### GIVEN EXERCISE
In the listing that follows, count each line where the word "structured" appears; write nothing but the count.

⁂

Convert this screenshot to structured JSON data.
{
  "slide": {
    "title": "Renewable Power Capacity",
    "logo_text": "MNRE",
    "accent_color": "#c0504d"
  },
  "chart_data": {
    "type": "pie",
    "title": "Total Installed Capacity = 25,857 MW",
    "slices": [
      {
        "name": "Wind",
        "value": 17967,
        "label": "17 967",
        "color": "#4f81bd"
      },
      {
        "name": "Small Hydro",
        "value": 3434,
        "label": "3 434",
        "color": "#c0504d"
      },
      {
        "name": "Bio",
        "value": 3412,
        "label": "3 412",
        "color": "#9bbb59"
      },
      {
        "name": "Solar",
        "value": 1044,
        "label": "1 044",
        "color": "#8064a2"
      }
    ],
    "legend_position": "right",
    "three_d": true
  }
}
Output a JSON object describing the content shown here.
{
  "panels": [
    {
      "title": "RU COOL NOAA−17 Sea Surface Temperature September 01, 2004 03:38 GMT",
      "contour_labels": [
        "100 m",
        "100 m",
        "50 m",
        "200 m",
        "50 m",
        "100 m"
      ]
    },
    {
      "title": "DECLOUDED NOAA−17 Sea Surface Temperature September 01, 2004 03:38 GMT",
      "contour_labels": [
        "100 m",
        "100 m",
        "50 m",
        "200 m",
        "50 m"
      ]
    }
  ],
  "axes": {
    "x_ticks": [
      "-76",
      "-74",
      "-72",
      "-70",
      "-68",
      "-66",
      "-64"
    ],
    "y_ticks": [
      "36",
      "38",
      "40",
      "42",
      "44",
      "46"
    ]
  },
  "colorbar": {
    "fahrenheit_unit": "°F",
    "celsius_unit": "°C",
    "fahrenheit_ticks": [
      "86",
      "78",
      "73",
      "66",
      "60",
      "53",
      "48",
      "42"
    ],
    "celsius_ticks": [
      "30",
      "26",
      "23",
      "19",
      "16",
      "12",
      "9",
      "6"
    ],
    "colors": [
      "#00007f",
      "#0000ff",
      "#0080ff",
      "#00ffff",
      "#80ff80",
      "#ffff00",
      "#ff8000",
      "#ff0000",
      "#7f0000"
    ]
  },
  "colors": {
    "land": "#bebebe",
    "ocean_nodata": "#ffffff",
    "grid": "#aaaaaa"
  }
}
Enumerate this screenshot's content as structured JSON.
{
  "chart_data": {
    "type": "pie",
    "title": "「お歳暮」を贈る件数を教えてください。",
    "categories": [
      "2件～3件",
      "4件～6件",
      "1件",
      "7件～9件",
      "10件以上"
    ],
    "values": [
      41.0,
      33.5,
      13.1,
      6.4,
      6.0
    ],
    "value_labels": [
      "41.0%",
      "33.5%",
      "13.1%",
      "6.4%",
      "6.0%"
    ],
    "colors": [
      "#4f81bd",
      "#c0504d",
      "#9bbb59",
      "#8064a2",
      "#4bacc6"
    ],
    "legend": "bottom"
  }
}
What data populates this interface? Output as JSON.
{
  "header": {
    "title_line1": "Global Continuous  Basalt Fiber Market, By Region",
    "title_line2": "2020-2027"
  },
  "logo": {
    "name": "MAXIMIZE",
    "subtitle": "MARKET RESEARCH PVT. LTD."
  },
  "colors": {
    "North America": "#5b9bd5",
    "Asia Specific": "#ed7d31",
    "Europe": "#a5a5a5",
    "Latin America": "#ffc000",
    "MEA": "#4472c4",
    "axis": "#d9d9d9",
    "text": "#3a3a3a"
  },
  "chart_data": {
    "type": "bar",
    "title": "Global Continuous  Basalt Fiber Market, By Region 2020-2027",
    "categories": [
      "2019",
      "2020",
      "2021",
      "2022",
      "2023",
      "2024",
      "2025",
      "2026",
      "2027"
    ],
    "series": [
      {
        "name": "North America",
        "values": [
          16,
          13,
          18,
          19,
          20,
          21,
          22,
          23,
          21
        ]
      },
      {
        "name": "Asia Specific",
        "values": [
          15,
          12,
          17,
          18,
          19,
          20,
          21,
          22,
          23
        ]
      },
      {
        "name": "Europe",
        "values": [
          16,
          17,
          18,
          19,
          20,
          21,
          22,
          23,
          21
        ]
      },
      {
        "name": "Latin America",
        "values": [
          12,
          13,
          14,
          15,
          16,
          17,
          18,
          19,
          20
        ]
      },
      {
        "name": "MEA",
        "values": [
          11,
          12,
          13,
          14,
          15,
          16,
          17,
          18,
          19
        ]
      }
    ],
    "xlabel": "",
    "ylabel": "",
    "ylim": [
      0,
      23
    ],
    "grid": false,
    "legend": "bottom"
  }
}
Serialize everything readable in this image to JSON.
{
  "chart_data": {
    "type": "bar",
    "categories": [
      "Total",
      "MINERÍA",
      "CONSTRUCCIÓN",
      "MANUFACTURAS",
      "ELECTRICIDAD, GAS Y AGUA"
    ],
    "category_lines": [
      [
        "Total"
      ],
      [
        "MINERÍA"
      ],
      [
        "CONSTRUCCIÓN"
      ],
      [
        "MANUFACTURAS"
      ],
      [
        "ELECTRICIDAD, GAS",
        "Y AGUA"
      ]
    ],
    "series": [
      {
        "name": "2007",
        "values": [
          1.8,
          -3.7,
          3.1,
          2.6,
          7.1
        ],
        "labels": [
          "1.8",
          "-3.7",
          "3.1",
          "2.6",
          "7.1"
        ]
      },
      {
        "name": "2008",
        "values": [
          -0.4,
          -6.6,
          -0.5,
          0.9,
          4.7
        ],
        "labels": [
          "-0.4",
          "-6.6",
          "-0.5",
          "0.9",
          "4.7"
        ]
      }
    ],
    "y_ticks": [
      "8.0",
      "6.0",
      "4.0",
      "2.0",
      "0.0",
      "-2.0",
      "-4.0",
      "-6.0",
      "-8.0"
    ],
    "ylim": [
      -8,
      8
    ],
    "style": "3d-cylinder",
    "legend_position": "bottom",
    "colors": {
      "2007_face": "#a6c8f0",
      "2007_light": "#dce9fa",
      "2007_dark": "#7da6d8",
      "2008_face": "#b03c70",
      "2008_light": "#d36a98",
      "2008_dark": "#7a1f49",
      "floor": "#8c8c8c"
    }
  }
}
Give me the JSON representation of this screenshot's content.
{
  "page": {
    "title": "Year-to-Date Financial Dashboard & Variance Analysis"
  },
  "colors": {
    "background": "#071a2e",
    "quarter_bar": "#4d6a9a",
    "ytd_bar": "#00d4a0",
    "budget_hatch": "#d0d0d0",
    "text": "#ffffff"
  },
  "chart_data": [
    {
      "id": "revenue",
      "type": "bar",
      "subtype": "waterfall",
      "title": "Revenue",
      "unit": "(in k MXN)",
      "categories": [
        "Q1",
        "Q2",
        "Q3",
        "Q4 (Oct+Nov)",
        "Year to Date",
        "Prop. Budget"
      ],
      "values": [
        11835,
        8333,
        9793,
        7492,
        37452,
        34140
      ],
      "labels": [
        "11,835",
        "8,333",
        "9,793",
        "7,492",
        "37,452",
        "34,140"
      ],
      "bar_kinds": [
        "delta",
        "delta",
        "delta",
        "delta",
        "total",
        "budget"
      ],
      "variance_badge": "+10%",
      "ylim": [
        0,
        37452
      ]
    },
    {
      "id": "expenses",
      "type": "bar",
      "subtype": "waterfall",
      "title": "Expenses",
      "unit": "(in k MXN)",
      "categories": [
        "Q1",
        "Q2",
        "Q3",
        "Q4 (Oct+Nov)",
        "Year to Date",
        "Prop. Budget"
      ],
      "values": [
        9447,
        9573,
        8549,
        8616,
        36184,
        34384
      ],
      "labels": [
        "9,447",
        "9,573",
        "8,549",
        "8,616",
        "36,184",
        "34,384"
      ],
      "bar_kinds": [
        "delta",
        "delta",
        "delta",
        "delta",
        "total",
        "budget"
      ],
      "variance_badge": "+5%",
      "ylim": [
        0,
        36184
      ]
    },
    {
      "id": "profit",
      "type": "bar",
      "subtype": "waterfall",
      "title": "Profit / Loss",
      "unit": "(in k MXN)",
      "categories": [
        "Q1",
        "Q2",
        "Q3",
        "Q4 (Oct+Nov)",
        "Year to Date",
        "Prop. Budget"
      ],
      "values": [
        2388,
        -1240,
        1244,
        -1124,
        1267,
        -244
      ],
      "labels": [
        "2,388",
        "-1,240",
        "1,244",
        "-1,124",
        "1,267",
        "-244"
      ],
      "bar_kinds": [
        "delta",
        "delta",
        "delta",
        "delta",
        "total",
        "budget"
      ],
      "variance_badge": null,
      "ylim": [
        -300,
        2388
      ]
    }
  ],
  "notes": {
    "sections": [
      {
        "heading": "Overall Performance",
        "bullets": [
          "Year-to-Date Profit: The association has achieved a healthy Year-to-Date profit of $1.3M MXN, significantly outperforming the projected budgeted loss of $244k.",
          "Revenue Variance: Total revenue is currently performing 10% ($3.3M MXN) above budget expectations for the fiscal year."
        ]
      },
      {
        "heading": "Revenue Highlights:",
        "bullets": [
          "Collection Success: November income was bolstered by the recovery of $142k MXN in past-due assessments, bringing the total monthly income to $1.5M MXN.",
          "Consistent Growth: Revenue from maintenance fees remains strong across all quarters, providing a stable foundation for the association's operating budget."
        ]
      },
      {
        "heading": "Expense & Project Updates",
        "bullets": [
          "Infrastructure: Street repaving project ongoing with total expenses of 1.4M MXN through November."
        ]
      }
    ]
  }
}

⁂

### COMPLETE ANSWER
2